Retype all the entries word for word, but omit the pictures.

=== EXCERPTED RECORDS ===

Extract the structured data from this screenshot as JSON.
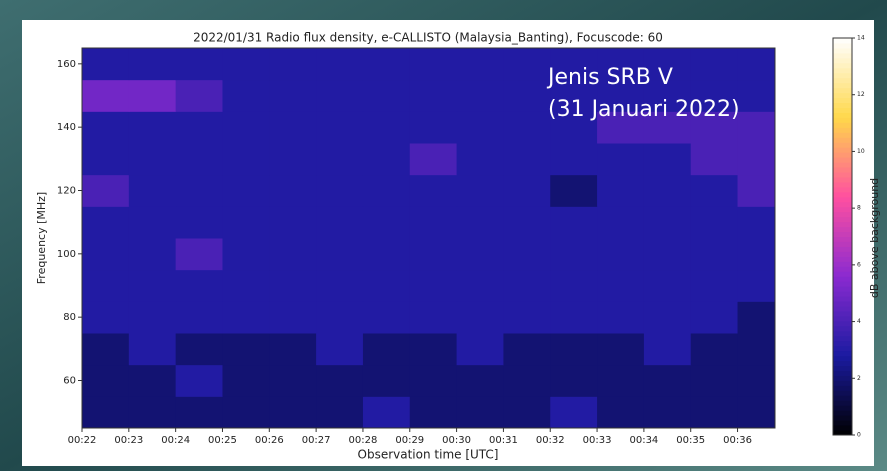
{
  "chart_data": {
    "type": "heatmap",
    "title": "2022/01/31  Radio flux density, e-CALLISTO (Malaysia_Banting), Focuscode: 60",
    "x_label": "Observation time [UTC]",
    "y_label": "Frequency [MHz]",
    "colorbar_label": "dB above background",
    "annotations": [
      "Jenis SRB V",
      "(31 Januari 2022)"
    ],
    "x_edges": [
      22,
      23,
      24,
      25,
      26,
      27,
      28,
      29,
      30,
      31,
      32,
      33,
      34,
      35,
      36,
      36.8
    ],
    "y_edges": [
      45,
      55,
      65,
      75,
      85,
      95,
      105,
      115,
      125,
      135,
      145,
      155,
      165
    ],
    "z": [
      [
        2,
        2,
        2,
        2,
        2,
        2,
        3,
        2,
        2,
        2,
        3,
        2,
        2,
        2,
        2
      ],
      [
        2,
        2,
        3,
        2,
        2,
        2,
        2,
        2,
        2,
        2,
        2,
        2,
        2,
        2,
        2
      ],
      [
        2,
        3,
        2,
        2,
        2,
        3,
        2,
        2,
        3,
        2,
        2,
        2,
        3,
        2,
        2
      ],
      [
        3,
        3,
        3,
        3,
        3,
        3,
        3,
        3,
        3,
        3,
        3,
        3,
        3,
        3,
        2
      ],
      [
        3,
        3,
        3,
        3,
        3,
        3,
        3,
        3,
        3,
        3,
        3,
        3,
        3,
        3,
        3
      ],
      [
        3,
        3,
        4,
        3,
        3,
        3,
        3,
        3,
        3,
        3,
        3,
        3,
        3,
        3,
        3
      ],
      [
        3,
        3,
        3,
        3,
        3,
        3,
        3,
        3,
        3,
        3,
        3,
        3,
        3,
        3,
        3
      ],
      [
        4,
        3,
        3,
        3,
        3,
        3,
        3,
        3,
        3,
        3,
        2,
        3,
        3,
        3,
        4
      ],
      [
        3,
        3,
        3,
        3,
        3,
        3,
        3,
        4,
        3,
        3,
        3,
        3,
        3,
        4,
        4
      ],
      [
        3,
        3,
        3,
        3,
        3,
        3,
        3,
        3,
        3,
        3,
        3,
        4,
        4,
        4,
        4
      ],
      [
        5,
        5,
        4,
        3,
        3,
        3,
        3,
        3,
        3,
        3,
        3,
        3,
        3,
        3,
        3
      ],
      [
        3,
        3,
        3,
        3,
        3,
        3,
        3,
        3,
        3,
        3,
        3,
        3,
        3,
        3,
        3
      ]
    ],
    "clim": [
      0,
      14
    ],
    "cticks": [
      0,
      2,
      4,
      6,
      8,
      10,
      12,
      14
    ],
    "colormap": [
      "#000000",
      "#1a1aa0",
      "#8a2ad0",
      "#ff4fa0",
      "#ffd84a",
      "#ffffff"
    ],
    "xlim": [
      22,
      36.8
    ],
    "ylim": [
      45,
      165
    ],
    "xticks": [
      {
        "value": 22,
        "label": "00:22"
      },
      {
        "value": 23,
        "label": "00:23"
      },
      {
        "value": 24,
        "label": "00:24"
      },
      {
        "value": 25,
        "label": "00:25"
      },
      {
        "value": 26,
        "label": "00:26"
      },
      {
        "value": 27,
        "label": "00:27"
      },
      {
        "value": 28,
        "label": "00:28"
      },
      {
        "value": 29,
        "label": "00:29"
      },
      {
        "value": 30,
        "label": "00:30"
      },
      {
        "value": 31,
        "label": "00:31"
      },
      {
        "value": 32,
        "label": "00:32"
      },
      {
        "value": 33,
        "label": "00:33"
      },
      {
        "value": 34,
        "label": "00:34"
      },
      {
        "value": 35,
        "label": "00:35"
      },
      {
        "value": 36,
        "label": "00:36"
      }
    ],
    "yticks": [
      60,
      80,
      100,
      120,
      140,
      160
    ]
  }
}
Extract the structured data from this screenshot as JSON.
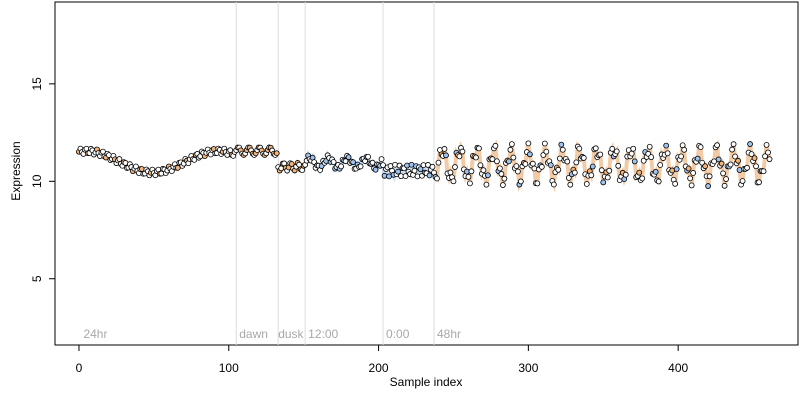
{
  "chart_data": {
    "type": "scatter",
    "title": "",
    "xlabel": "Sample index",
    "ylabel": "Expression",
    "xlim": [
      -16,
      480
    ],
    "ylim": [
      1.6,
      19.2
    ],
    "x_ticks": [
      "0",
      "100",
      "200",
      "300",
      "400"
    ],
    "y_ticks": [
      "5",
      "10",
      "15"
    ],
    "x_tick_values": [
      0,
      100,
      200,
      300,
      400
    ],
    "y_tick_values": [
      5,
      10,
      15
    ],
    "grid": false,
    "section_boundaries": [
      105,
      133,
      151,
      203,
      237
    ],
    "section_labels": [
      {
        "text": "24hr",
        "x": 3
      },
      {
        "text": "dawn",
        "x": 107
      },
      {
        "text": "dusk",
        "x": 133
      },
      {
        "text": "12:00",
        "x": 153
      },
      {
        "text": "0:00",
        "x": 205
      },
      {
        "text": "48hr",
        "x": 239
      }
    ],
    "series_count": 462,
    "fit_color_orange": "#e8a15c",
    "fit_color_blue": "#a6c8ef",
    "point_fill_orange": "#f2b37a",
    "point_fill_blue": "#9ec3ef",
    "point_stroke": "#000000",
    "boundary_color": "#dcdcdc",
    "highlight_ranges": [
      {
        "from": 105,
        "to": 133,
        "color": "orange"
      },
      {
        "from": 133,
        "to": 151,
        "color": "orange"
      },
      {
        "from": 151,
        "to": 203,
        "color": "blue"
      },
      {
        "from": 203,
        "to": 237,
        "color": "blue"
      },
      {
        "from": 237,
        "to": 462,
        "color": "mixed"
      }
    ]
  }
}
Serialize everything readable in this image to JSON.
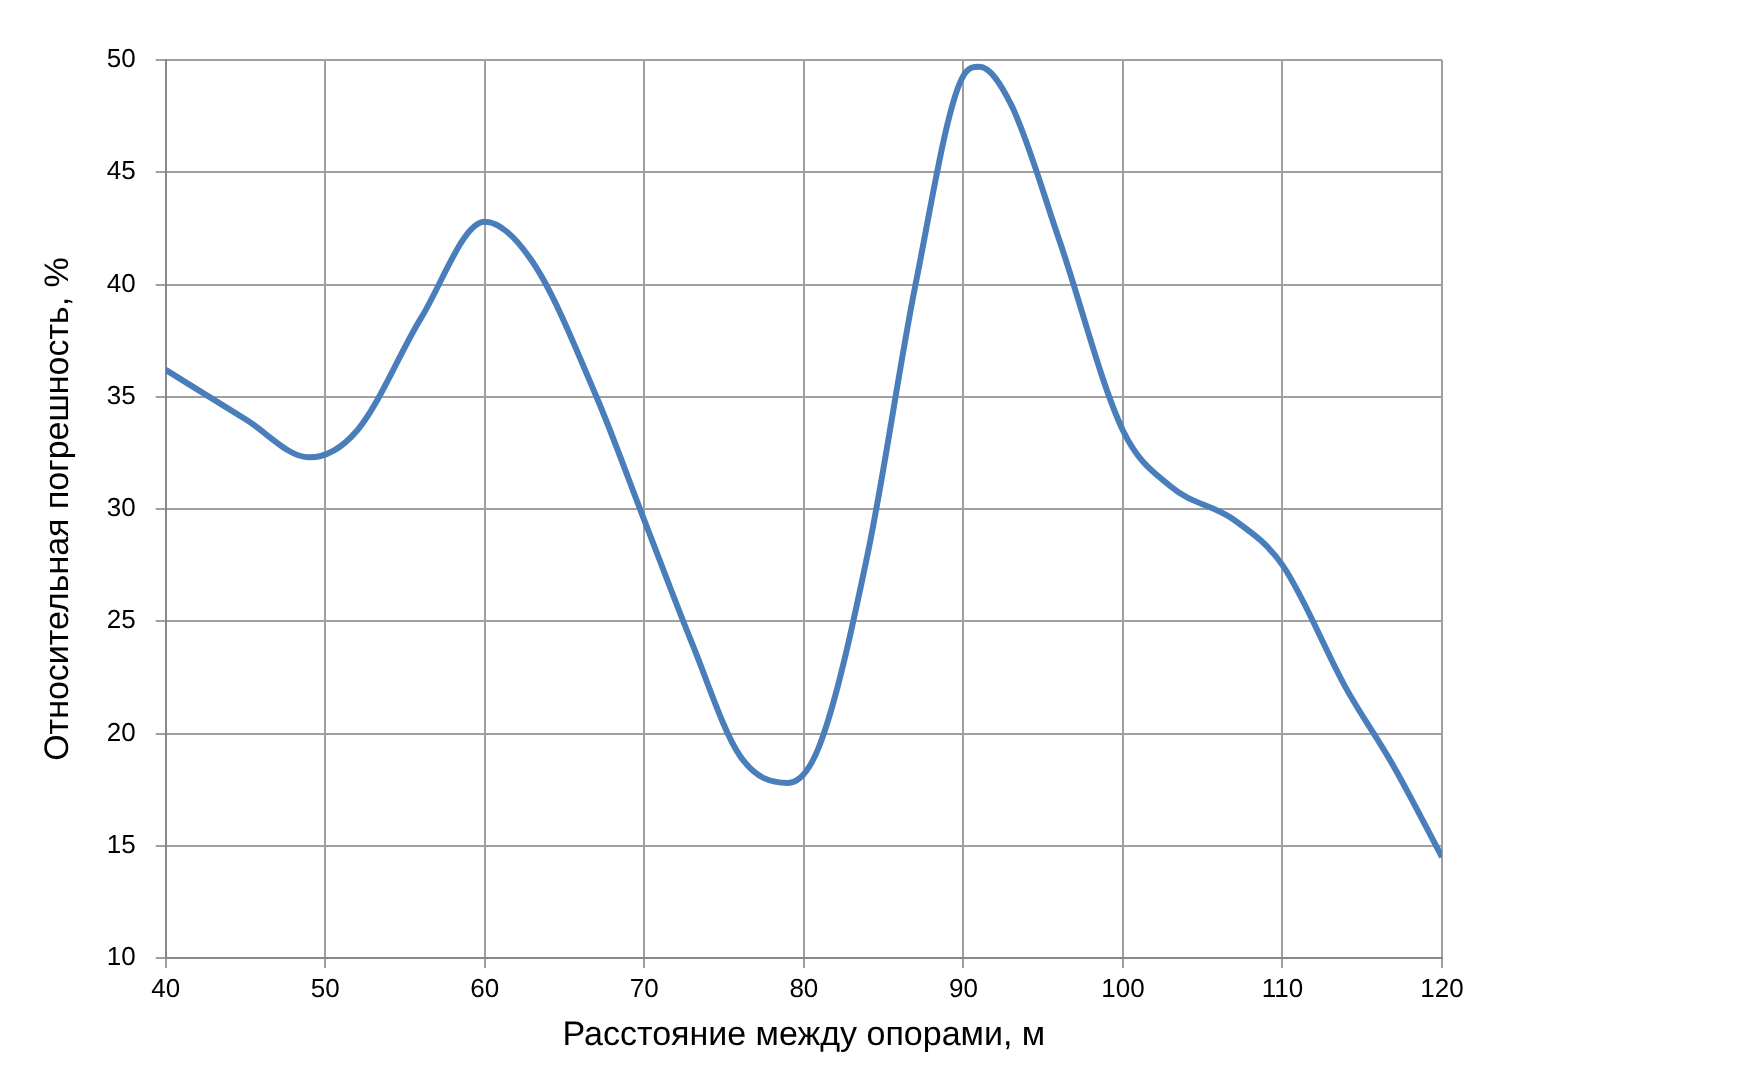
{
  "chart_data": {
    "type": "line",
    "xlabel": "Расстояние между опорами, м",
    "ylabel": "Относительная погрешность, %",
    "x": [
      40,
      45,
      49,
      52,
      56,
      60,
      63,
      67,
      70,
      73,
      76,
      79,
      81,
      84,
      87,
      90,
      91,
      93,
      96,
      100,
      103,
      107,
      110,
      114,
      117,
      120
    ],
    "series": [
      {
        "color": "#4a7ebb",
        "values": [
          36.2,
          34,
          32.3,
          33.5,
          38.5,
          42.8,
          41,
          35,
          29.5,
          24,
          19,
          17.8,
          19.5,
          28,
          40,
          49.3,
          49.7,
          48,
          42,
          33.5,
          31,
          29.5,
          27.5,
          22,
          18.5,
          14.5
        ]
      }
    ],
    "xlim": [
      40,
      120
    ],
    "xticks": [
      40,
      50,
      60,
      70,
      80,
      90,
      100,
      110,
      120
    ],
    "ylim": [
      10,
      50
    ],
    "yticks": [
      10,
      15,
      20,
      25,
      30,
      35,
      40,
      45,
      50
    ],
    "grid": true,
    "legend": false,
    "marker": "none",
    "line_style": "solid"
  }
}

===

TASK RESPONSE
Extract the structured data from this screenshot as JSON.
{
  "chart_data": {
    "type": "heatmap",
    "title": "2022/01/31  Radio flux density, e-CALLISTO (Malaysia_Banting), Focuscode: 60",
    "x_label": "Observation time [UTC]",
    "y_label": "Frequency [MHz]",
    "colorbar_label": "dB above background",
    "annotations": [
      "Jenis SRB V",
      "(31 Januari 2022)"
    ],
    "x_edges": [
      22,
      23,
      24,
      25,
      26,
      27,
      28,
      29,
      30,
      31,
      32,
      33,
      34,
      35,
      36,
      36.8
    ],
    "y_edges": [
      45,
      55,
      65,
      75,
      85,
      95,
      105,
      115,
      125,
      135,
      145,
      155,
      165
    ],
    "z": [
      [
        2,
        2,
        2,
        2,
        2,
        2,
        3,
        2,
        2,
        2,
        3,
        2,
        2,
        2,
        2
      ],
      [
        2,
        2,
        3,
        2,
        2,
        2,
        2,
        2,
        2,
        2,
        2,
        2,
        2,
        2,
        2
      ],
      [
        2,
        3,
        2,
        2,
        2,
        3,
        2,
        2,
        3,
        2,
        2,
        2,
        3,
        2,
        2
      ],
      [
        3,
        3,
        3,
        3,
        3,
        3,
        3,
        3,
        3,
        3,
        3,
        3,
        3,
        3,
        2
      ],
      [
        3,
        3,
        3,
        3,
        3,
        3,
        3,
        3,
        3,
        3,
        3,
        3,
        3,
        3,
        3
      ],
      [
        3,
        3,
        4,
        3,
        3,
        3,
        3,
        3,
        3,
        3,
        3,
        3,
        3,
        3,
        3
      ],
      [
        3,
        3,
        3,
        3,
        3,
        3,
        3,
        3,
        3,
        3,
        3,
        3,
        3,
        3,
        3
      ],
      [
        4,
        3,
        3,
        3,
        3,
        3,
        3,
        3,
        3,
        3,
        2,
        3,
        3,
        3,
        4
      ],
      [
        3,
        3,
        3,
        3,
        3,
        3,
        3,
        4,
        3,
        3,
        3,
        3,
        3,
        4,
        4
      ],
      [
        3,
        3,
        3,
        3,
        3,
        3,
        3,
        3,
        3,
        3,
        3,
        4,
        4,
        4,
        4
      ],
      [
        5,
        5,
        4,
        3,
        3,
        3,
        3,
        3,
        3,
        3,
        3,
        3,
        3,
        3,
        3
      ],
      [
        3,
        3,
        3,
        3,
        3,
        3,
        3,
        3,
        3,
        3,
        3,
        3,
        3,
        3,
        3
      ]
    ],
    "clim": [
      0,
      14
    ],
    "cticks": [
      0,
      2,
      4,
      6,
      8,
      10,
      12,
      14
    ],
    "colormap": [
      "#000000",
      "#1a1aa0",
      "#8a2ad0",
      "#ff4fa0",
      "#ffd84a",
      "#ffffff"
    ],
    "xlim": [
      22,
      36.8
    ],
    "ylim": [
      45,
      165
    ],
    "xticks": [
      {
        "value": 22,
        "label": "00:22"
      },
      {
        "value": 23,
        "label": "00:23"
      },
      {
        "value": 24,
        "label": "00:24"
      },
      {
        "value": 25,
        "label": "00:25"
      },
      {
        "value": 26,
        "label": "00:26"
      },
      {
        "value": 27,
        "label": "00:27"
      },
      {
        "value": 28,
        "label": "00:28"
      },
      {
        "value": 29,
        "label": "00:29"
      },
      {
        "value": 30,
        "label": "00:30"
      },
      {
        "value": 31,
        "label": "00:31"
      },
      {
        "value": 32,
        "label": "00:32"
      },
      {
        "value": 33,
        "label": "00:33"
      },
      {
        "value": 34,
        "label": "00:34"
      },
      {
        "value": 35,
        "label": "00:35"
      },
      {
        "value": 36,
        "label": "00:36"
      }
    ],
    "yticks": [
      60,
      80,
      100,
      120,
      140,
      160
    ]
  }
}
Extract the structured data from this screenshot as JSON.
{
  "chart_data": {
    "type": "scatter",
    "title": "",
    "xlabel": "Sample index",
    "ylabel": "Expression",
    "xlim": [
      -16,
      480
    ],
    "ylim": [
      1.6,
      19.2
    ],
    "x_ticks": [
      "0",
      "100",
      "200",
      "300",
      "400"
    ],
    "y_ticks": [
      "5",
      "10",
      "15"
    ],
    "x_tick_values": [
      0,
      100,
      200,
      300,
      400
    ],
    "y_tick_values": [
      5,
      10,
      15
    ],
    "grid": false,
    "section_boundaries": [
      105,
      133,
      151,
      203,
      237
    ],
    "section_labels": [
      {
        "text": "24hr",
        "x": 3
      },
      {
        "text": "dawn",
        "x": 107
      },
      {
        "text": "dusk",
        "x": 133
      },
      {
        "text": "12:00",
        "x": 153
      },
      {
        "text": "0:00",
        "x": 205
      },
      {
        "text": "48hr",
        "x": 239
      }
    ],
    "series_count": 462,
    "fit_color_orange": "#e8a15c",
    "fit_color_blue": "#a6c8ef",
    "point_fill_orange": "#f2b37a",
    "point_fill_blue": "#9ec3ef",
    "point_stroke": "#000000",
    "boundary_color": "#dcdcdc",
    "highlight_ranges": [
      {
        "from": 105,
        "to": 133,
        "color": "orange"
      },
      {
        "from": 133,
        "to": 151,
        "color": "orange"
      },
      {
        "from": 151,
        "to": 203,
        "color": "blue"
      },
      {
        "from": 203,
        "to": 237,
        "color": "blue"
      },
      {
        "from": 237,
        "to": 462,
        "color": "mixed"
      }
    ]
  }
}
Serialize everything readable in this image to JSON.
{
  "chart_data": {
    "type": "line",
    "xlabel": "Расстояние между опорами, м",
    "ylabel": "Относительная погрешность, %",
    "x": [
      40,
      45,
      49,
      52,
      56,
      60,
      63,
      67,
      70,
      73,
      76,
      79,
      81,
      84,
      87,
      90,
      91,
      93,
      96,
      100,
      103,
      107,
      110,
      114,
      117,
      120
    ],
    "series": [
      {
        "color": "#4a7ebb",
        "values": [
          36.2,
          34,
          32.3,
          33.5,
          38.5,
          42.8,
          41,
          35,
          29.5,
          24,
          19,
          17.8,
          19.5,
          28,
          40,
          49.3,
          49.7,
          48,
          42,
          33.5,
          31,
          29.5,
          27.5,
          22,
          18.5,
          14.5
        ]
      }
    ],
    "xlim": [
      40,
      120
    ],
    "xticks": [
      40,
      50,
      60,
      70,
      80,
      90,
      100,
      110,
      120
    ],
    "ylim": [
      10,
      50
    ],
    "yticks": [
      10,
      15,
      20,
      25,
      30,
      35,
      40,
      45,
      50
    ],
    "grid": true,
    "legend": false,
    "marker": "none",
    "line_style": "solid"
  }
}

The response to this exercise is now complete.